Portrait Artist Stephen Bennett Counters Invisibility of Indigenous Girls

OF NOTE Magazine
OF NOTE Magazine
Published in
2 min readOct 3, 2017

By Grace Aneiza Ali

Stephen Bennett. “Penan Girl,” from Bario, Sarawak, Malaysia. 2006. Acrylic on canvas.

“When I meet someone new, I cannot help but begin to study their face,” says Stephen Bennett. In the last 20 years, Bennett, a U.S.-based portrait artist, has travelled to over 30 countries painting the faces of people living in indigenous communities.

“All too often indigenous peoples are pushed to the fringes of modern society,” says Bennett. “My work is about breaking through those barriers.”

His goal is to paint 1,000 portraits of indigenous peoples across the globe. Bennett has transformed this global mission into the aptly titled organization, Faces of the World, a non-profit with a mission of increasing cultural pride and affirming the importance of indigenous cultures.

Currently, there are over 370 million indigenous peoples living in 70 countries worldwide. According to the United Nations, of that number, 67 million indigenous youth around the world continue to face great challenges. Further, women and girls “are often subjected to a double burden of discrimination on the ground of being female, and on the ground of being part of an indigenous population,” reported the 57th session of the UN Commission on the Status of Women held in New York in March. Girls in indigenous communities must confront several challenges: lack of educational opportunities, risks of being forced into early marriages as ways to alleviate their families’ poverty, and increased threats of physical and sexual violence.

§ **Data**
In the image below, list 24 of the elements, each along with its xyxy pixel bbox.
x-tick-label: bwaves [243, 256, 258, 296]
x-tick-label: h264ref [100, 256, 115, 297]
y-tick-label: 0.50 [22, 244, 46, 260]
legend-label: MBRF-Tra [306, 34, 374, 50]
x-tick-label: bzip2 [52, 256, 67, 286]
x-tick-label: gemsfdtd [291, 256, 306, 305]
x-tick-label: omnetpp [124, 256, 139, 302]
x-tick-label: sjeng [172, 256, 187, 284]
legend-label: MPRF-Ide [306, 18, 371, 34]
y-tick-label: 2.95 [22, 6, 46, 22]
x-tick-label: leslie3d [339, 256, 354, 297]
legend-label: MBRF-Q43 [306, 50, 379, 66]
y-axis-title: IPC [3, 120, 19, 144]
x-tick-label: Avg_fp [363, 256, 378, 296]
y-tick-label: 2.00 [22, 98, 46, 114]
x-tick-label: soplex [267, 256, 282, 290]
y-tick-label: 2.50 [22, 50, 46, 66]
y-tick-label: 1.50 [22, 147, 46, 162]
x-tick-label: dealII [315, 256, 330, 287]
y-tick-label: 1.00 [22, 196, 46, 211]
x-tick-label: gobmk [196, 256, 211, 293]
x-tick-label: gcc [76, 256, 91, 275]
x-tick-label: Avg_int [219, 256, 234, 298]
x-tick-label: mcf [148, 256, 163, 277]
--
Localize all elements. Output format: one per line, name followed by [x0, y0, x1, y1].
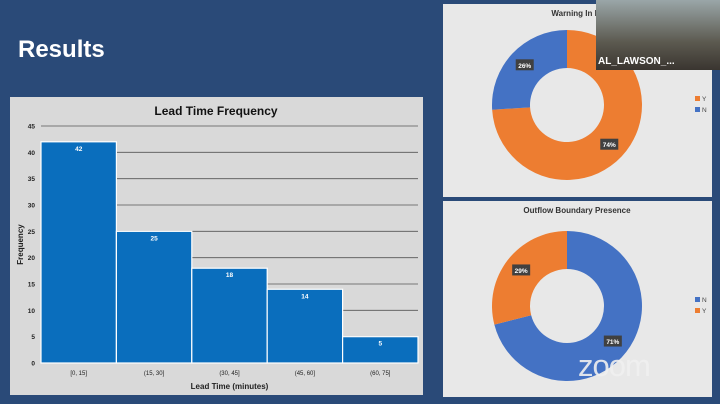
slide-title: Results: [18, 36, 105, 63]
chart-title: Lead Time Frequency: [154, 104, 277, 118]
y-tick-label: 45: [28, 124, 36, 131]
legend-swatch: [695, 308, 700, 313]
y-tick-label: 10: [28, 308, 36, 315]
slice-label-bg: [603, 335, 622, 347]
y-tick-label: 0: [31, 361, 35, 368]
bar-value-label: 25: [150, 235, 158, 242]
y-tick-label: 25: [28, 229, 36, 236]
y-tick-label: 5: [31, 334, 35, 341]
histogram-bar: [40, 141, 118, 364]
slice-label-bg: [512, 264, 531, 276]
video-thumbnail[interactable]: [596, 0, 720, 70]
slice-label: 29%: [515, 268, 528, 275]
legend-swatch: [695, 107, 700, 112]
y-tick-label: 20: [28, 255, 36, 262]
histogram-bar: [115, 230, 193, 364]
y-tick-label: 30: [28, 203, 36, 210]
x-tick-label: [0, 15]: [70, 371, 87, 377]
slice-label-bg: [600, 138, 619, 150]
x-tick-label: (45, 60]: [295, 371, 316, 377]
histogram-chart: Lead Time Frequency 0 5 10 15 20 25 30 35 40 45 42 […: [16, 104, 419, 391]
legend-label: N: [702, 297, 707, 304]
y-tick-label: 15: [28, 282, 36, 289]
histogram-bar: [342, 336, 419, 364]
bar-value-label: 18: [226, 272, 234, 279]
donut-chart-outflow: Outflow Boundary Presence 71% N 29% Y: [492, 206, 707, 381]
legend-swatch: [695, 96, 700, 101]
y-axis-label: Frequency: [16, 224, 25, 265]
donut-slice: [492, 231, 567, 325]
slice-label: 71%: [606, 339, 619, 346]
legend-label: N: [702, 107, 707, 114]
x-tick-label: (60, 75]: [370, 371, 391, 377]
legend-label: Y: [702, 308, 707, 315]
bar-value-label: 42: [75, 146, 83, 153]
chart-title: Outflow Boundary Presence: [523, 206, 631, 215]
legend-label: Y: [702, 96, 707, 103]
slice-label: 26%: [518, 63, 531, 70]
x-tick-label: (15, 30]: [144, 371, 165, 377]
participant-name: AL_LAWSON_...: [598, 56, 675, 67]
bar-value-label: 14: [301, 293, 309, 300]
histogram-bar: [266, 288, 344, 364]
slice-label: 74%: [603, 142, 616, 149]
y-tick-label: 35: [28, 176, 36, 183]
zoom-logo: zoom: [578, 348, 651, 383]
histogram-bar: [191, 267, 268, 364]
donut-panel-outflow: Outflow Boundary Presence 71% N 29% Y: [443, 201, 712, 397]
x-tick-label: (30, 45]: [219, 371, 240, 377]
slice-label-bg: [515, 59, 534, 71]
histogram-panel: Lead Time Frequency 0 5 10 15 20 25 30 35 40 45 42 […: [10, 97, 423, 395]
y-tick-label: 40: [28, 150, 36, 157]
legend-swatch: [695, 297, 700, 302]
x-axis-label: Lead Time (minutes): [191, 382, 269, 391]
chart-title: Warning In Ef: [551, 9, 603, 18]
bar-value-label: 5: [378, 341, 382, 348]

§ **Short task A**
Reproduce the Stephen Bennett article word for word from "His goal is" to "of indigenous cultures.".
§ **Short task B**
Answer these from the Stephen Bennett article:
(i) To how many countries has Bennett traveled?
(ii) How many portraits of indigenous peoples does he aim to paint?
(iii) According to the United Nations, how many indigenous youth continue to face great challenges?
§ **Short task C**
List every challenge that the Stephen Bennett article says girls in indigenous communities must confront.

§ **Worked answer A**
His goal is to paint 1,000 portraits of indigenous peoples across the globe. Bennett has transformed this global mission into the aptly titled organization, Faces of the World, a non-profit with a mission of increasing cultural pride and affirming the importance of indigenous cultures.

§ **Worked answer B**
(i) Over 30 countries.
(ii) 1,000 portraits.
(iii) 67 million.

§ **Worked answer C**
- Lack of educational opportunities
- Risks of being forced into early marriages as ways to alleviate their families' poverty
- Increased threats of physical and sexual violence